→ Instructions to follow
Go over the entries below line by line, copying each one that contains the word "разъ".

→ Dataset items
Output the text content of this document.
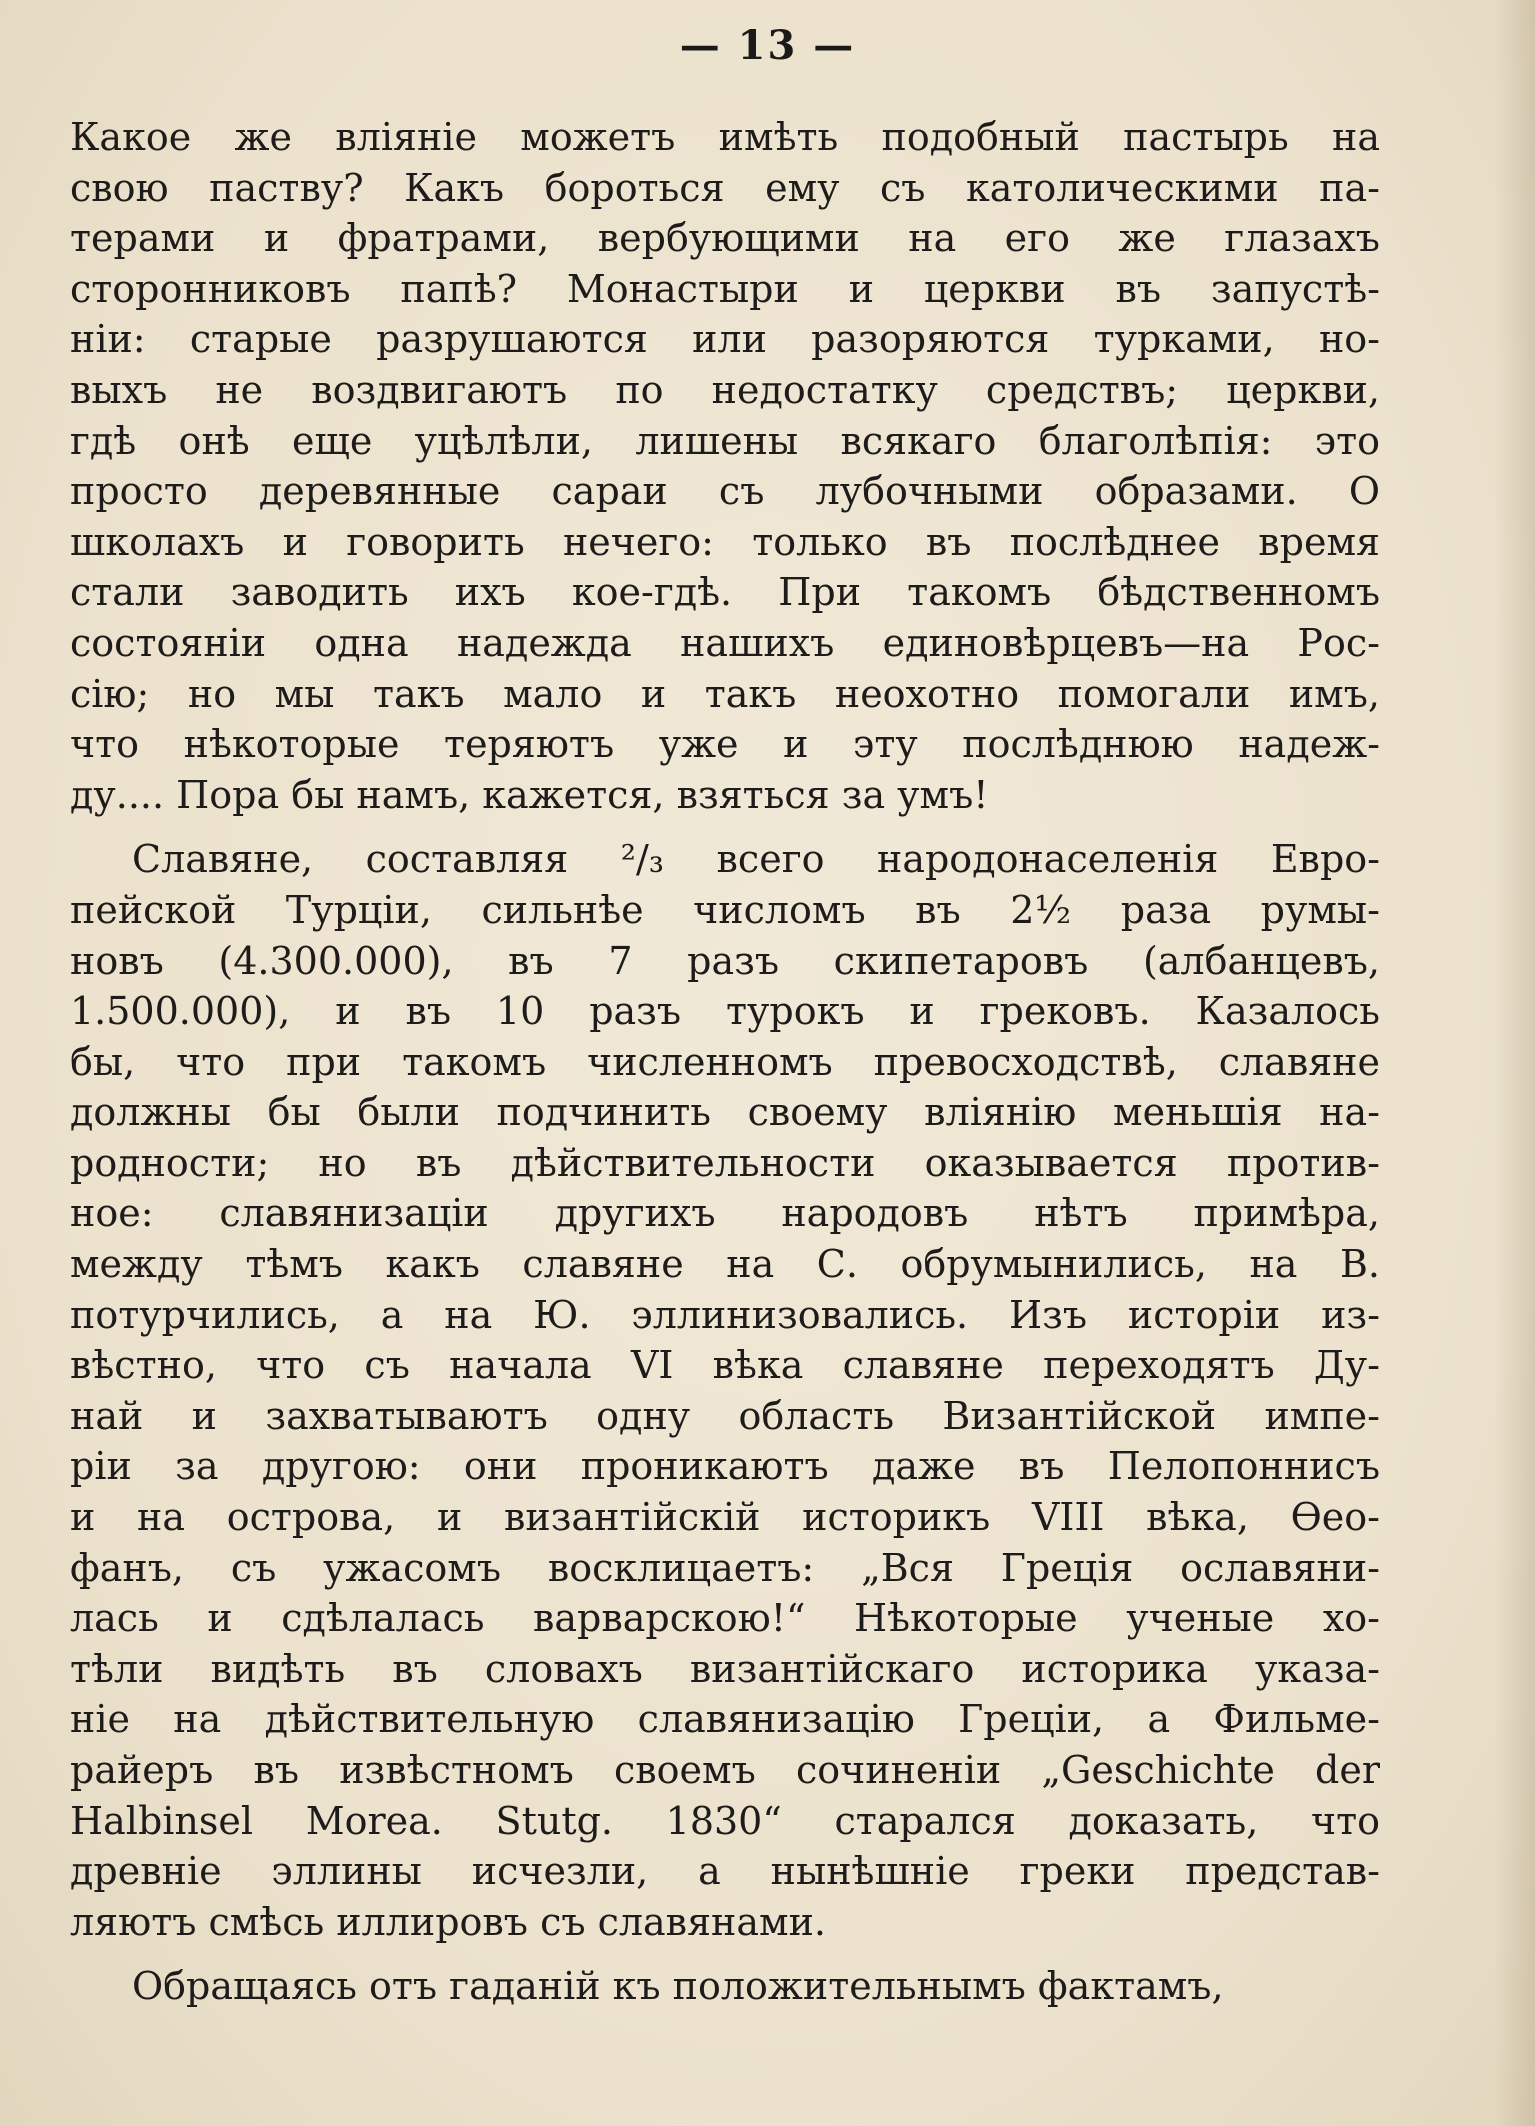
— 13 —
Какое же вліяніе можетъ имѣть подобный пастырь на
свою паству? Какъ бороться ему съ католическими па-
терами и фратрами, вербующими на его же глазахъ
сторонниковъ папѣ? Монастыри и церкви въ запустѣ-
ніи: старые разрушаются или разоряются турками, но-
выхъ не воздвигаютъ по недостатку средствъ; церкви,
гдѣ онѣ еще уцѣлѣли, лишены всякаго благолѣпія: это
просто деревянные сараи съ лубочными образами. О
школахъ и говорить нечего: только въ послѣднее время
стали заводить ихъ кое-гдѣ. При такомъ бѣдственномъ
состояніи одна надежда нашихъ единовѣрцевъ—на Рос-
сію; но мы такъ мало и такъ неохотно помогали имъ,
что нѣкоторые теряютъ уже и эту послѣднюю надеж-
ду.... Пора бы намъ, кажется, взяться за умъ!
Славяне, составляя ²/₃ всего народонаселенія Евро-
пейской Турціи, сильнѣе числомъ въ 2½ раза румы-
новъ (4.300.000), въ 7 разъ скипетаровъ (албанцевъ,
1.500.000), и въ 10 разъ турокъ и грековъ. Казалось
бы, что при такомъ численномъ превосходствѣ, славяне
должны бы были подчинить своему вліянію меньшія на-
родности; но въ дѣйствительности оказывается против-
ное: славянизаціи другихъ народовъ нѣтъ примѣра,
между тѣмъ какъ славяне на С. обрумынились, на В.
потурчились, а на Ю. эллинизовались. Изъ исторіи из-
вѣстно, что съ начала VI вѣка славяне переходятъ Ду-
най и захватываютъ одну область Византійской импе-
ріи за другою: они проникаютъ даже въ Пелопоннисъ
и на острова, и византійскій историкъ VIII вѣка, Ѳео-
фанъ, съ ужасомъ восклицаетъ: „Вся Греція ославяни-
лась и сдѣлалась варварскою!“ Нѣкоторые ученые хо-
тѣли видѣть въ словахъ византійскаго историка указа-
ніе на дѣйствительную славянизацію Греціи, а Фильме-
райеръ въ извѣстномъ своемъ сочиненіи „Geschichte der
Halbinsel Morea. Stutg. 1830“ старался доказать, что
древніе эллины исчезли, а нынѣшніе греки представ-
ляютъ смѣсь иллировъ съ славянами.
Обращаясь отъ гаданій къ положительнымъ фактамъ,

→ Worked solution
новъ (4.300.000), въ 7 разъ скипетаровъ (албанцевъ,
1.500.000), и въ 10 разъ турокъ и грековъ. Казалось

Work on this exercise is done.